(Objective) Quote, without change, all of the lines that follow.

(Supplied material)
* * * * * * *

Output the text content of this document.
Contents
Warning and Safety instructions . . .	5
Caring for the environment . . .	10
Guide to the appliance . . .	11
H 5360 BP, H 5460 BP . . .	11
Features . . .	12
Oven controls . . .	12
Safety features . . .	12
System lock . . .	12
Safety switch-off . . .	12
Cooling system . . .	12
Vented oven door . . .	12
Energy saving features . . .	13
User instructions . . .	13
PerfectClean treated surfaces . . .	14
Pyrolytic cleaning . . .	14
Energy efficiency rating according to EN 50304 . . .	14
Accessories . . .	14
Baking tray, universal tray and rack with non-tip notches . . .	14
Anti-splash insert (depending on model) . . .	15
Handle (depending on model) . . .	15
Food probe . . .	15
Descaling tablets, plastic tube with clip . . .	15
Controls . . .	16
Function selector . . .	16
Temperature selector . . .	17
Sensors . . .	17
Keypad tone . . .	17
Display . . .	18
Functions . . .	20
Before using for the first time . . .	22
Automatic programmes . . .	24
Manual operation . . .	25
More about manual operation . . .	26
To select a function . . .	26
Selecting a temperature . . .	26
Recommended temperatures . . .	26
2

* * * * * * *

(Written response)
Output the text content of this document.
Contents
Warning and Safety instructions . . .	5
Caring for the environment . . .	10
Guide to the appliance . . .	11
H 5360 BP, H 5460 BP . . .	11
Features . . .	12
Oven controls . . .	12
Safety features . . .	12
System lock . . .	12
Safety switch-off . . .	12
Cooling system . . .	12
Vented oven door . . .	12
Energy saving features . . .	13
User instructions . . .	13
PerfectClean treated surfaces . . .	14
Pyrolytic cleaning . . .	14
Energy efficiency rating according to EN 50304 . . .	14
Accessories . . .	14
Baking tray, universal tray and rack with non-tip notches . . .	14
Anti-splash insert (depending on model) . . .	15
Handle (depending on model) . . .	15
Food probe . . .	15
Descaling tablets, plastic tube with clip . . .	15
Controls . . .	16
Function selector . . .	16
Temperature selector . . .	17
Sensors . . .	17
Keypad tone . . .	17
Display . . .	18
Functions . . .	20
Before using for the first time . . .	22
Automatic programmes . . .	24
Manual operation . . .	25
More about manual operation . . .	26
To select a function . . .	26
Selecting a temperature . . .	26
Recommended temperatures . . .	26
2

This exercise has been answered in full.